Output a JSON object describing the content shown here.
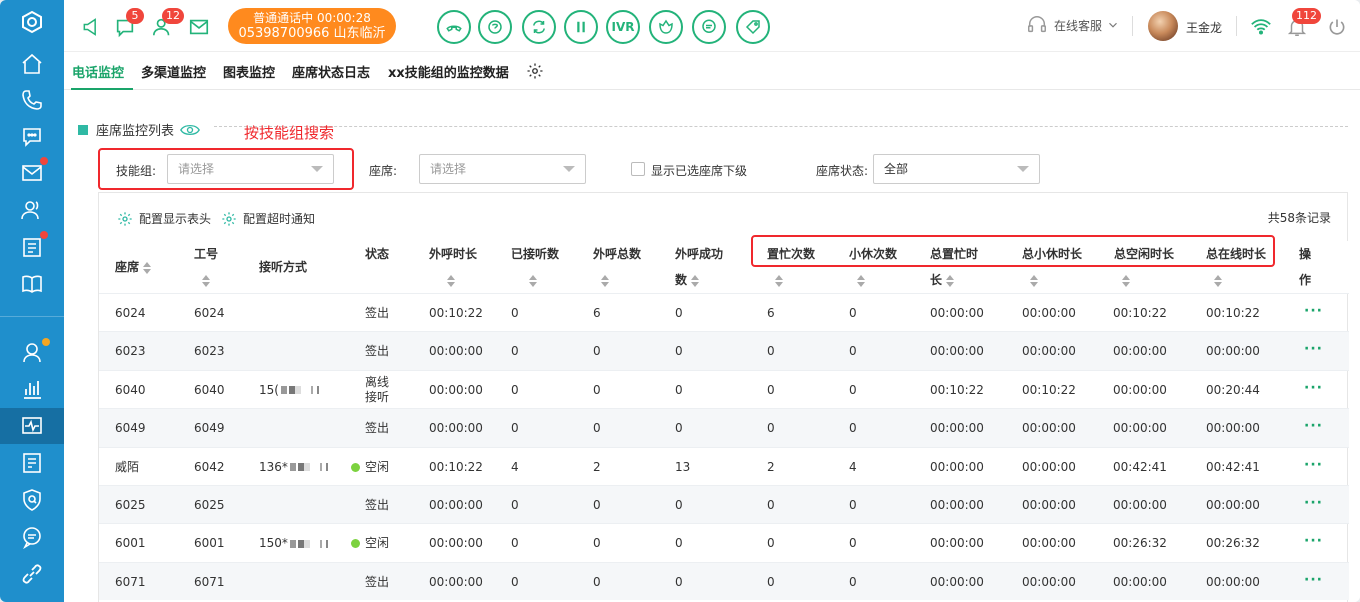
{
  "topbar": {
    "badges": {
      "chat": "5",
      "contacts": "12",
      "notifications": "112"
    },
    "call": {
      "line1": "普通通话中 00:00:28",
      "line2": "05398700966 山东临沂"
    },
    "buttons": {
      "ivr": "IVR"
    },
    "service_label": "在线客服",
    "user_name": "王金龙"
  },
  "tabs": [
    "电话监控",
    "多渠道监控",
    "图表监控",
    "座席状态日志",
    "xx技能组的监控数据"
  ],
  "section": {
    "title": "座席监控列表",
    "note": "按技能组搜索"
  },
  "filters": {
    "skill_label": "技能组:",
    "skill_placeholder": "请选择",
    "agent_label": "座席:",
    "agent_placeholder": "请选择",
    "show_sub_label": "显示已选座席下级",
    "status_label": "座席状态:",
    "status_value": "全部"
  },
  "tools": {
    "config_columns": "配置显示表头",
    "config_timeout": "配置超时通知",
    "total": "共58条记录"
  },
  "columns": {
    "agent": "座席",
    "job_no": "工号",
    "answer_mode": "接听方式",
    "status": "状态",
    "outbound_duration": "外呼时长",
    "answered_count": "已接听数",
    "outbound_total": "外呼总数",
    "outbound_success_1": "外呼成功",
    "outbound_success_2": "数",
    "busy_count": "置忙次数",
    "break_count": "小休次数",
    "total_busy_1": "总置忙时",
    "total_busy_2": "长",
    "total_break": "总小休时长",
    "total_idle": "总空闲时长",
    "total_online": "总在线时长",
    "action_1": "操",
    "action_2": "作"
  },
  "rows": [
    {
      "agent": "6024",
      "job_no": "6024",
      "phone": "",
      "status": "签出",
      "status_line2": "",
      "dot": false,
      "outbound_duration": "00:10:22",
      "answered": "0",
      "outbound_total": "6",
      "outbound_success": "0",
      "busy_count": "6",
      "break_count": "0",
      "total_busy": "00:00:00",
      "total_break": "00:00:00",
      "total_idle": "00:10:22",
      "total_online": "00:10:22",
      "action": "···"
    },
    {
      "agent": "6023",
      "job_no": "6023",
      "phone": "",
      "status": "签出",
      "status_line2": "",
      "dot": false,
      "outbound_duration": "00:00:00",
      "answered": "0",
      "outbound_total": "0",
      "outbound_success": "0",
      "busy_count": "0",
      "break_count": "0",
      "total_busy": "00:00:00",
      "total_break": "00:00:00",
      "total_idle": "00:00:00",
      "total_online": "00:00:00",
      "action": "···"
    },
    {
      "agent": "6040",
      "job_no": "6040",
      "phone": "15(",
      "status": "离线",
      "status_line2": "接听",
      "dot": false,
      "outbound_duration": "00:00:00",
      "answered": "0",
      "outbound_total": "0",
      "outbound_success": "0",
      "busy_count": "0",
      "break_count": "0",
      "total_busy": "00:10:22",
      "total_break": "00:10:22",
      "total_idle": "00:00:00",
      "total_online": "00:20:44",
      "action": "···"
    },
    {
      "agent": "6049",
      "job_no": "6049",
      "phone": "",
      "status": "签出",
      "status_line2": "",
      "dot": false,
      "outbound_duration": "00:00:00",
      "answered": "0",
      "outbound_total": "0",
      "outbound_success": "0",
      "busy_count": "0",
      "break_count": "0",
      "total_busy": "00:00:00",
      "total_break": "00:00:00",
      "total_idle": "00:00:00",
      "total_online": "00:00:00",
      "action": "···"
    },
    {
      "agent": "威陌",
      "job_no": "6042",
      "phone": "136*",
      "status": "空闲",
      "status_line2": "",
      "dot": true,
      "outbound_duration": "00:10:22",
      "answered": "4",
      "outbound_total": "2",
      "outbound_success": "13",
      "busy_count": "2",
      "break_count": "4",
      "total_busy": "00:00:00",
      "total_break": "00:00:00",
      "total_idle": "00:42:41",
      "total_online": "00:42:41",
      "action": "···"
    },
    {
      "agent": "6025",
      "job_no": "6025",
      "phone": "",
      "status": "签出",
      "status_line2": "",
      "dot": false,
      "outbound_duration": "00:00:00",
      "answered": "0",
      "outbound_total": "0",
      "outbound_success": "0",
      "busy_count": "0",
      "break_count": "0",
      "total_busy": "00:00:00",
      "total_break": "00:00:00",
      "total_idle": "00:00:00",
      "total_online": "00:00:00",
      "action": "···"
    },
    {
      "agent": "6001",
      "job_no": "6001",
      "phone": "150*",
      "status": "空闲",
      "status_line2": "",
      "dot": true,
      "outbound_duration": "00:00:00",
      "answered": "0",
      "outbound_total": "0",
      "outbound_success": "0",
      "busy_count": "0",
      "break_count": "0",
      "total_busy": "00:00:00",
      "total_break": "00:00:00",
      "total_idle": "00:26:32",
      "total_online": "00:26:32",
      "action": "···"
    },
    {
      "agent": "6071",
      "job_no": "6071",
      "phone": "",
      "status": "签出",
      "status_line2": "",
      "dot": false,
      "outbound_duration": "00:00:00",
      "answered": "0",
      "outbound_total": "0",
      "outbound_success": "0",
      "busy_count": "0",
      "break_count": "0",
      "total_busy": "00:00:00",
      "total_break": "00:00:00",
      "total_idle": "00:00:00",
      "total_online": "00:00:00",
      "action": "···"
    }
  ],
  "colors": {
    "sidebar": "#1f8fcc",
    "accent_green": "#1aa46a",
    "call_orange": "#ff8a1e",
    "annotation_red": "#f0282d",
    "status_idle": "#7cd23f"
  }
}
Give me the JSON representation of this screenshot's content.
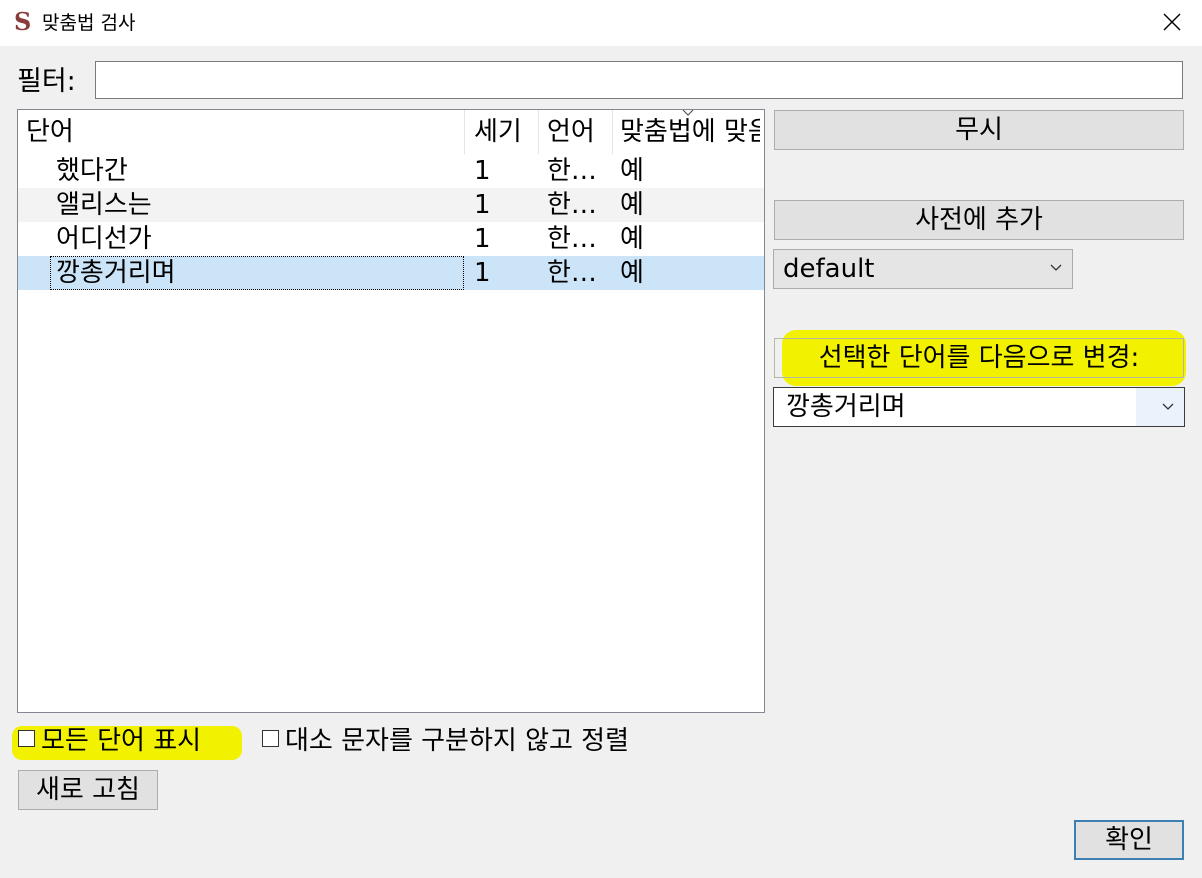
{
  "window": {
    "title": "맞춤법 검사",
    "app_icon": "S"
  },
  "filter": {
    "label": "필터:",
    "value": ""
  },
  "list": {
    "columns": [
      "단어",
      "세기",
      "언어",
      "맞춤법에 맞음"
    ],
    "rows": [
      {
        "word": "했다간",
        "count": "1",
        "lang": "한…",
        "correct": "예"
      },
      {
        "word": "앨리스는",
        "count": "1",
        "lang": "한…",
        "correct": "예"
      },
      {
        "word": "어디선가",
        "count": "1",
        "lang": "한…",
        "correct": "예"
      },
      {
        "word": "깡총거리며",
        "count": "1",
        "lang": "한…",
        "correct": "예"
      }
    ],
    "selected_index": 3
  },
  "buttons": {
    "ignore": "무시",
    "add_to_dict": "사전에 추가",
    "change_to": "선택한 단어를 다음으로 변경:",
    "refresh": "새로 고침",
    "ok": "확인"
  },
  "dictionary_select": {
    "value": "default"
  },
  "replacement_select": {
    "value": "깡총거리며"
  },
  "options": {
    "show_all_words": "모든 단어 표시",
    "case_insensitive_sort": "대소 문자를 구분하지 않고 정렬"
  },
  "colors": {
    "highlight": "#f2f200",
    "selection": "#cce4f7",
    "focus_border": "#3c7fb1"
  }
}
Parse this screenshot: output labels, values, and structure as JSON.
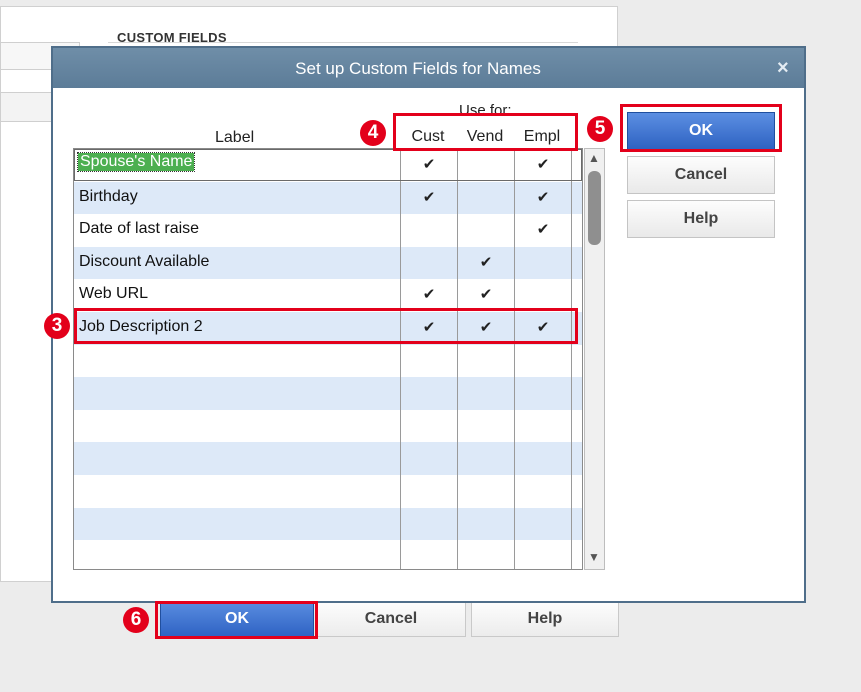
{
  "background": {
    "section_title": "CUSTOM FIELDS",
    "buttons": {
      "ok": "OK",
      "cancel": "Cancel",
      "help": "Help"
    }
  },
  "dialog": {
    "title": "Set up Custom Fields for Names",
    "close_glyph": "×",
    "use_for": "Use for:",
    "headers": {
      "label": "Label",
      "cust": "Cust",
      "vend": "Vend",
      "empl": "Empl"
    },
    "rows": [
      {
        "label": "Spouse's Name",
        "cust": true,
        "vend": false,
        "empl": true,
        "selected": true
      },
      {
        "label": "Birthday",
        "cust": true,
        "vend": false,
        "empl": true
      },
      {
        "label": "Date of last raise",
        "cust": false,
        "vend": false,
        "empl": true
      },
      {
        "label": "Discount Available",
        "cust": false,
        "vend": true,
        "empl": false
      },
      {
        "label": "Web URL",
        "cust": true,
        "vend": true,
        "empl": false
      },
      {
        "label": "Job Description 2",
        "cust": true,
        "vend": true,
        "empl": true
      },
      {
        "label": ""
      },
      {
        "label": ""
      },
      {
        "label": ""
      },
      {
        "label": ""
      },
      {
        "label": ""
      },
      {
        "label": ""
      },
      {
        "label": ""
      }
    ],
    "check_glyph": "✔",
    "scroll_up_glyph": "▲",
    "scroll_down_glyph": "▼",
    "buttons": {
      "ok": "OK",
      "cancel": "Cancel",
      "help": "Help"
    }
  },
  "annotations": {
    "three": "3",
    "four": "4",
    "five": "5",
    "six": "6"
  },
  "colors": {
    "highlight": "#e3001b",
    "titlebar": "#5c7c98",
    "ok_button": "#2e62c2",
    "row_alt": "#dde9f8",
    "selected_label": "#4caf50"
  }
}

++++

• _To do_
Among the lines of the data, identify those with the word "screenshot". Copy each of them.

• _Final answer_
Give me the JSON representation of this screenshot's content.
Parse this screenshot: output labels, values, and structure as JSON.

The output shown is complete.